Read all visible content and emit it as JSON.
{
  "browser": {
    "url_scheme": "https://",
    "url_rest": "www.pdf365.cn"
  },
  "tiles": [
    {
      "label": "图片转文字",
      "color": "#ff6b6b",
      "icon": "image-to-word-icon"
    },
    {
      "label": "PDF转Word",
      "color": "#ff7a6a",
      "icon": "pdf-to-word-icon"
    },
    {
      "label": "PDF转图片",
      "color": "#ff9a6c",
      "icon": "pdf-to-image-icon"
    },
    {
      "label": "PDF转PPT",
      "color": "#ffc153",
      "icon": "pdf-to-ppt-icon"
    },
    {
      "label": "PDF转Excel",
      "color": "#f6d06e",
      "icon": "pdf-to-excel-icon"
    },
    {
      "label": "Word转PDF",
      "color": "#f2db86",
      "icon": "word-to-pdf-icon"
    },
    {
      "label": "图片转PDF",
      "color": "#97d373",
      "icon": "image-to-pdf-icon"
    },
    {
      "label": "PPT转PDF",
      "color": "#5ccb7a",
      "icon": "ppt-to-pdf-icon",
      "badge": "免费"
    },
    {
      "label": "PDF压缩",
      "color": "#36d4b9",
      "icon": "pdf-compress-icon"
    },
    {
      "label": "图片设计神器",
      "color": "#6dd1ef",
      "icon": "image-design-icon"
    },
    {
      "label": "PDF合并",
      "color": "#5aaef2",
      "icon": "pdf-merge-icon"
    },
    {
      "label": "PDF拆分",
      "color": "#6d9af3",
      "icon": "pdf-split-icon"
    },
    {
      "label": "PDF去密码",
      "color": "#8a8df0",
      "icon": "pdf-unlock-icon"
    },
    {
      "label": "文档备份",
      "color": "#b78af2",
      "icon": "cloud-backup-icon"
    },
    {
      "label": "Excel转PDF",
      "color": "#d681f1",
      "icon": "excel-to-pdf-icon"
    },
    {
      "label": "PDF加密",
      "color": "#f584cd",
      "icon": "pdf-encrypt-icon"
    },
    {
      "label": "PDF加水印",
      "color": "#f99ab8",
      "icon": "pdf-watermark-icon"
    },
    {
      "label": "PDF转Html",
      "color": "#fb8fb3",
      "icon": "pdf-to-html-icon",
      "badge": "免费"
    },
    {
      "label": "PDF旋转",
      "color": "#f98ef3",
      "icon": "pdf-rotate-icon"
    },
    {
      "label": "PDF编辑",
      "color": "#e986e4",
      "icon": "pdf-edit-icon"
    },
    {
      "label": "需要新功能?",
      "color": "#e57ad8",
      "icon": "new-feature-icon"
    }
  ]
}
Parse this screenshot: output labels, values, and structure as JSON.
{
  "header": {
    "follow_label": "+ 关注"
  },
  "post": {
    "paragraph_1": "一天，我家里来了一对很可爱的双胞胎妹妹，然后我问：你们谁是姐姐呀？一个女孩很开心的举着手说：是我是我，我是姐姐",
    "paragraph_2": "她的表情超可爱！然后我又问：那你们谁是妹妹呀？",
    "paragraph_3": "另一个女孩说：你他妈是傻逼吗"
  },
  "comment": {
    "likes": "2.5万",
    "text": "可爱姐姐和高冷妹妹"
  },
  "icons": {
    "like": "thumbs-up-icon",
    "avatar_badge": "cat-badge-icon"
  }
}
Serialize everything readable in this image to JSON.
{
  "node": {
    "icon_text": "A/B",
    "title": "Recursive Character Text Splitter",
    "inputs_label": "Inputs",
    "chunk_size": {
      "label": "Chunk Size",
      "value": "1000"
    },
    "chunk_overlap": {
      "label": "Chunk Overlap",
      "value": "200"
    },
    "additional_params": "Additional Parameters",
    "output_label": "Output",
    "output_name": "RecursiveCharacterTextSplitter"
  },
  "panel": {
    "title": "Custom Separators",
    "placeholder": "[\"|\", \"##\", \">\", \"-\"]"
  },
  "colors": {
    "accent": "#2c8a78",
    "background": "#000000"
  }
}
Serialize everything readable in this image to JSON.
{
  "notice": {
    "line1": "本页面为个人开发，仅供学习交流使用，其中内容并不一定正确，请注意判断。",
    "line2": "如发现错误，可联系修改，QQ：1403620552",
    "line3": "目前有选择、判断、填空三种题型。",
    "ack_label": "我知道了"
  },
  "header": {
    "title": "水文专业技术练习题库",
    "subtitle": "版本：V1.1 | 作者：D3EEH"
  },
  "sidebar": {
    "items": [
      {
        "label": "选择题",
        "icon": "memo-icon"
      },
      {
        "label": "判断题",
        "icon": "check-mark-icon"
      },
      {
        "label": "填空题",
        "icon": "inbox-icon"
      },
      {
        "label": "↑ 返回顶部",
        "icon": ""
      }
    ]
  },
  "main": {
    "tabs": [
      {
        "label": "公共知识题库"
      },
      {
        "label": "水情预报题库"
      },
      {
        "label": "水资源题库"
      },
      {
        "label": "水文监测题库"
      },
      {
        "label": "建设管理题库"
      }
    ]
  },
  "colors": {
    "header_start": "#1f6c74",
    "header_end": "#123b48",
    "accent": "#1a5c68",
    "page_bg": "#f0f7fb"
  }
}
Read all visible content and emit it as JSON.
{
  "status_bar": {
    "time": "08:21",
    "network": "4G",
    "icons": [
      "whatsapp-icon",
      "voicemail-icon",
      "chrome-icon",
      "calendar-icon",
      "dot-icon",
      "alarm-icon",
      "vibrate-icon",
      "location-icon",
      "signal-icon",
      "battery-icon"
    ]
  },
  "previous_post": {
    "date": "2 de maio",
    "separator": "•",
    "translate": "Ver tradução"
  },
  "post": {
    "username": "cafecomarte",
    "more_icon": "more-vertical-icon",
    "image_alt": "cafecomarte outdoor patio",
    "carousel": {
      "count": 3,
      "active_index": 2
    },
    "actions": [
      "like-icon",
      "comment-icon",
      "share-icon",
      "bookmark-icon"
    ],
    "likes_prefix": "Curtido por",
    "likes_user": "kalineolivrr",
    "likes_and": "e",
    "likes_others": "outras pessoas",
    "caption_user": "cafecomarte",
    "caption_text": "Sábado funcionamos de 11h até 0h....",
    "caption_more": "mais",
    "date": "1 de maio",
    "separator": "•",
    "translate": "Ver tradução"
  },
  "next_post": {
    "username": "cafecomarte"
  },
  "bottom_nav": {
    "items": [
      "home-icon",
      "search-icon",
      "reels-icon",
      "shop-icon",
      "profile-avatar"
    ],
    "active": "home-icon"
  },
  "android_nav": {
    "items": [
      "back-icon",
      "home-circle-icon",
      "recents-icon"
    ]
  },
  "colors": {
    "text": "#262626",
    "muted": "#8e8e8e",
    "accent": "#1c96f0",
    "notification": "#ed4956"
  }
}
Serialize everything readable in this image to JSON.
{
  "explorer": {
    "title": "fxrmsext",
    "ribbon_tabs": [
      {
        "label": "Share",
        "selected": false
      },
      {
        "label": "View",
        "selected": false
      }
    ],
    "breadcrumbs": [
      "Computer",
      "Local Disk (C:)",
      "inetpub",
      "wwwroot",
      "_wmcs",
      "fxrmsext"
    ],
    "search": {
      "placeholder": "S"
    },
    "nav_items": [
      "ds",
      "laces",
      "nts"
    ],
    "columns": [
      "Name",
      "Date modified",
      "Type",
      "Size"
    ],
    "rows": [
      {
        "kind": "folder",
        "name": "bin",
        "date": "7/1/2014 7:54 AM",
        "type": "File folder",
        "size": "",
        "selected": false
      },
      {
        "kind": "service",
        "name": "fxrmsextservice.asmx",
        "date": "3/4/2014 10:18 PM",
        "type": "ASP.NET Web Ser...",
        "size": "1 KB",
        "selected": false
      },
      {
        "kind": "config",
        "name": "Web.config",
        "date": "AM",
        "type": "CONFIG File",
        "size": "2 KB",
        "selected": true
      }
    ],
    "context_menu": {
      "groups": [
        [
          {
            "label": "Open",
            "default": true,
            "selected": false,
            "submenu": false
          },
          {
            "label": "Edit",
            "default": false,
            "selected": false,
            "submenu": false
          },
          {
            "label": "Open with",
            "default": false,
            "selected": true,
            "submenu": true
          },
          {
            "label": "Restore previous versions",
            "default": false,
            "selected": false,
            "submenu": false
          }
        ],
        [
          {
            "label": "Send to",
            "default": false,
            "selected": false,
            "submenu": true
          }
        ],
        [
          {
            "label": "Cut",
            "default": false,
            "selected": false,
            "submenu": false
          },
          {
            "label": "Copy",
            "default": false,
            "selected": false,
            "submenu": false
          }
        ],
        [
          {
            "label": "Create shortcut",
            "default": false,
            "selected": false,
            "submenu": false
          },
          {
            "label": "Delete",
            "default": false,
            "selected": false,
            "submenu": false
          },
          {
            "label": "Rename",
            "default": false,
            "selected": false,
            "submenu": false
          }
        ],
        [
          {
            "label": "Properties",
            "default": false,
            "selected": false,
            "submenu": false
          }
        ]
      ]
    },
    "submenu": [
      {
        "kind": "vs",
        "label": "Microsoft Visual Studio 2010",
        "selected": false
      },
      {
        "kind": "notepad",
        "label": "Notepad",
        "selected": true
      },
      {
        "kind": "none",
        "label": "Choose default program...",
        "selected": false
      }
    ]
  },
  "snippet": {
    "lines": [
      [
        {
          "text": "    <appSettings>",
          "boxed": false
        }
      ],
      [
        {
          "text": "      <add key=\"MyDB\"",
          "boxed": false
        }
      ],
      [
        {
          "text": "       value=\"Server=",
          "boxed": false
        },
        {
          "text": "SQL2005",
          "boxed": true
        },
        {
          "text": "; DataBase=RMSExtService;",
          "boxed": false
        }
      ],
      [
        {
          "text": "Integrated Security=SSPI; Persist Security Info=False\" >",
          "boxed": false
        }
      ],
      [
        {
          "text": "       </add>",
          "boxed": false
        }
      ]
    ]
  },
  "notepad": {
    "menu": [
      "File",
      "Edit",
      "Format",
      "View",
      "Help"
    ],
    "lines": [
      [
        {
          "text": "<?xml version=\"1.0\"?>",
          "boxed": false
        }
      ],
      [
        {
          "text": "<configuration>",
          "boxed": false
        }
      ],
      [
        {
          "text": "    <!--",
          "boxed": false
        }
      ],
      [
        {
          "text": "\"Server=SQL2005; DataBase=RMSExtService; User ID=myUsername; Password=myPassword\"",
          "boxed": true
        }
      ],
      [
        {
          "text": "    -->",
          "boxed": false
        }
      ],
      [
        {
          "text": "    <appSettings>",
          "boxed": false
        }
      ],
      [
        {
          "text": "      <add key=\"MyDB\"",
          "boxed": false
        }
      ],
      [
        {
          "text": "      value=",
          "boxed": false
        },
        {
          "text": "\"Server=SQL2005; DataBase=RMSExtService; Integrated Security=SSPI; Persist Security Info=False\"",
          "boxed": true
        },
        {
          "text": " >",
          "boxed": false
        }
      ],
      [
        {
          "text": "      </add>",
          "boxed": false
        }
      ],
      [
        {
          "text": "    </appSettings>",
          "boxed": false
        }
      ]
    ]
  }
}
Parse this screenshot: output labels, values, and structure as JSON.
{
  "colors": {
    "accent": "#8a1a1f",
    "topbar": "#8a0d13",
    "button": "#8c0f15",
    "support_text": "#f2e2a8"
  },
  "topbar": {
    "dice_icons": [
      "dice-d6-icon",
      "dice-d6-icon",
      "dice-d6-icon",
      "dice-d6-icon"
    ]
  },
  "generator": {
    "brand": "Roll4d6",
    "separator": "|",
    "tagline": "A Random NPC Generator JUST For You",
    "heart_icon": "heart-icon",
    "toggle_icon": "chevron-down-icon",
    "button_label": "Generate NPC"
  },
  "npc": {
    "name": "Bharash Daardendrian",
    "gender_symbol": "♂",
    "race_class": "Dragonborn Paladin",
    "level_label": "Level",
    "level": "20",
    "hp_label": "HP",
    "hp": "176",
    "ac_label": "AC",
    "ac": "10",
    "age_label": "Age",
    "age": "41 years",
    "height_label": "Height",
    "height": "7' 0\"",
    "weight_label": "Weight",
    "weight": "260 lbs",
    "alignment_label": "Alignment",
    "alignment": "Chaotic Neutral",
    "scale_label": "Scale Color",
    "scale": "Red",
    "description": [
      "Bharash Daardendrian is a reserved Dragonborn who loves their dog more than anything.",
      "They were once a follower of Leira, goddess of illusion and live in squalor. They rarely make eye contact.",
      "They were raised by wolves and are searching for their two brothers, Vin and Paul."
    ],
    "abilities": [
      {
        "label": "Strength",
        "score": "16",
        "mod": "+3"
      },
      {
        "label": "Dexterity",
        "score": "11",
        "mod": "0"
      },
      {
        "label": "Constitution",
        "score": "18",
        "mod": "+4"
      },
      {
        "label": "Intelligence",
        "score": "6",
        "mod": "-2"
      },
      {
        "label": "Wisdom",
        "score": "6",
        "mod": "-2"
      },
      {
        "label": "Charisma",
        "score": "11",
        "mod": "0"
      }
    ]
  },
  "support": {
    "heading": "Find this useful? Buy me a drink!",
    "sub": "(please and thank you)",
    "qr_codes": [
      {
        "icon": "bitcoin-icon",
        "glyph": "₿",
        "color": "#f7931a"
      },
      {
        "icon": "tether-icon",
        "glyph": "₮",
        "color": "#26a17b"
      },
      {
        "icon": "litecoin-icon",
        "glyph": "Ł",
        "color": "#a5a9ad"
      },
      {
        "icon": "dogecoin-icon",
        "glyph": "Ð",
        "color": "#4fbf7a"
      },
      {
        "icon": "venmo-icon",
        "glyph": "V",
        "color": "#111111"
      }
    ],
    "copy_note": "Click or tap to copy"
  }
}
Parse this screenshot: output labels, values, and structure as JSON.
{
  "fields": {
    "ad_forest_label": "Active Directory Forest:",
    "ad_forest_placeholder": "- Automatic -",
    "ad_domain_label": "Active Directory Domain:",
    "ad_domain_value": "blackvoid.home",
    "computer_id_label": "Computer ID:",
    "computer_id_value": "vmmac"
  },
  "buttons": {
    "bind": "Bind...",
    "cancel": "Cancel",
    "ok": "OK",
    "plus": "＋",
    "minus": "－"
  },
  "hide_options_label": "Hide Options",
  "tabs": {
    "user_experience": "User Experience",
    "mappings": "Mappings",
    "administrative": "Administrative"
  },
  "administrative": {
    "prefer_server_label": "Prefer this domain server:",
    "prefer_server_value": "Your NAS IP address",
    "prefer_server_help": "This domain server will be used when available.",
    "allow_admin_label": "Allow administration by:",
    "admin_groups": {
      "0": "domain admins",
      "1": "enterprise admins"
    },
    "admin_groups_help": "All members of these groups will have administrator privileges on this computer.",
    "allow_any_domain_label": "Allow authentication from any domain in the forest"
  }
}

+ + +

## YOUR TASK
Find all lines holding the string "SSPI" and copy them.

## WRITTEN SOLUTION
          "text": "Integrated Security=SSPI; Persist Security Info=False\" >",
          "text": "\"Server=SQL2005; DataBase=RMSExtService; Integrated Security=SSPI; Persist Security Info=False\"",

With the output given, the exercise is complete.